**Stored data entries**
=======

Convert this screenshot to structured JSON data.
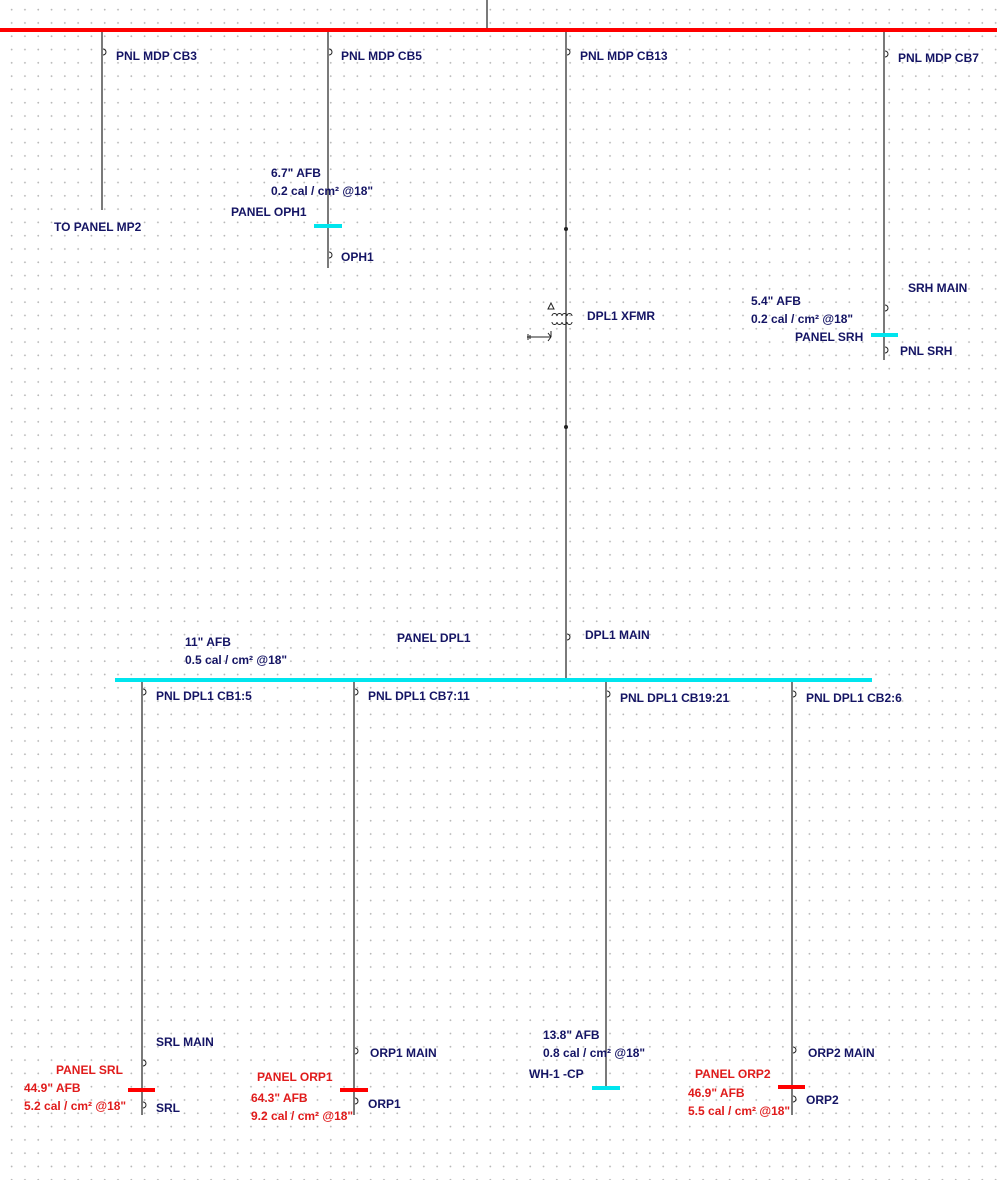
{
  "colors": {
    "main_bus": "#ff0000",
    "panel_bus_safe": "#00e5ee",
    "panel_bus_danger": "#ff0000",
    "label": "#141464",
    "danger_label": "#e01b1b"
  },
  "mdp": {
    "cb3": {
      "label": "PNL MDP CB3",
      "dest": "TO PANEL MP2"
    },
    "cb5": {
      "label": "PNL MDP CB5",
      "afb": "6.7\" AFB",
      "energy": "0.2 cal / cm² @18\"",
      "panel": "PANEL OPH1",
      "main": "OPH1"
    },
    "cb13": {
      "label": "PNL MDP CB13",
      "xfmr": "DPL1 XFMR",
      "main": "DPL1 MAIN"
    },
    "cb7": {
      "label": "PNL MDP CB7",
      "main": "SRH MAIN",
      "afb": "5.4\" AFB",
      "energy": "0.2 cal / cm² @18\"",
      "panel": "PANEL SRH",
      "sub": "PNL SRH"
    }
  },
  "dpl1": {
    "panel": "PANEL DPL1",
    "afb": "11\" AFB",
    "energy": "0.5 cal / cm² @18\"",
    "feeders": [
      {
        "label": "PNL DPL1 CB1:5",
        "main": "SRL MAIN",
        "panel": "PANEL SRL",
        "afb": "44.9\" AFB",
        "energy": "5.2 cal / cm² @18\"",
        "sub": "SRL",
        "status": "danger"
      },
      {
        "label": "PNL DPL1 CB7:11",
        "main": "ORP1 MAIN",
        "panel": "PANEL ORP1",
        "afb": "64.3\" AFB",
        "energy": "9.2 cal / cm² @18\"",
        "sub": "ORP1",
        "status": "danger"
      },
      {
        "label": "PNL DPL1 CB19:21",
        "panel": "WH-1 -CP",
        "afb": "13.8\" AFB",
        "energy": "0.8 cal / cm² @18\"",
        "status": "safe"
      },
      {
        "label": "PNL DPL1 CB2:6",
        "main": "ORP2 MAIN",
        "panel": "PANEL ORP2",
        "afb": "46.9\" AFB",
        "energy": "5.5 cal / cm² @18\"",
        "sub": "ORP2",
        "status": "danger"
      }
    ]
  }
}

=======

**Problem to work on**
Will you set down the records word for word while leaving out every picture?

**Correct output**
Convert this screenshot to structured JSON data.
{
  "colors": {
    "main_bus": "#ff0000",
    "panel_bus_safe": "#00e5ee",
    "panel_bus_danger": "#ff0000",
    "label": "#141464",
    "danger_label": "#e01b1b"
  },
  "mdp": {
    "cb3": {
      "label": "PNL MDP CB3",
      "dest": "TO PANEL MP2"
    },
    "cb5": {
      "label": "PNL MDP CB5",
      "afb": "6.7\" AFB",
      "energy": "0.2 cal / cm² @18\"",
      "panel": "PANEL OPH1",
      "main": "OPH1"
    },
    "cb13": {
      "label": "PNL MDP CB13",
      "xfmr": "DPL1 XFMR",
      "main": "DPL1 MAIN"
    },
    "cb7": {
      "label": "PNL MDP CB7",
      "main": "SRH MAIN",
      "afb": "5.4\" AFB",
      "energy": "0.2 cal / cm² @18\"",
      "panel": "PANEL SRH",
      "sub": "PNL SRH"
    }
  },
  "dpl1": {
    "panel": "PANEL DPL1",
    "afb": "11\" AFB",
    "energy": "0.5 cal / cm² @18\"",
    "feeders": [
      {
        "label": "PNL DPL1 CB1:5",
        "main": "SRL MAIN",
        "panel": "PANEL SRL",
        "afb": "44.9\" AFB",
        "energy": "5.2 cal / cm² @18\"",
        "sub": "SRL",
        "status": "danger"
      },
      {
        "label": "PNL DPL1 CB7:11",
        "main": "ORP1 MAIN",
        "panel": "PANEL ORP1",
        "afb": "64.3\" AFB",
        "energy": "9.2 cal / cm² @18\"",
        "sub": "ORP1",
        "status": "danger"
      },
      {
        "label": "PNL DPL1 CB19:21",
        "panel": "WH-1 -CP",
        "afb": "13.8\" AFB",
        "energy": "0.8 cal / cm² @18\"",
        "status": "safe"
      },
      {
        "label": "PNL DPL1 CB2:6",
        "main": "ORP2 MAIN",
        "panel": "PANEL ORP2",
        "afb": "46.9\" AFB",
        "energy": "5.5 cal / cm² @18\"",
        "sub": "ORP2",
        "status": "danger"
      }
    ]
  }
}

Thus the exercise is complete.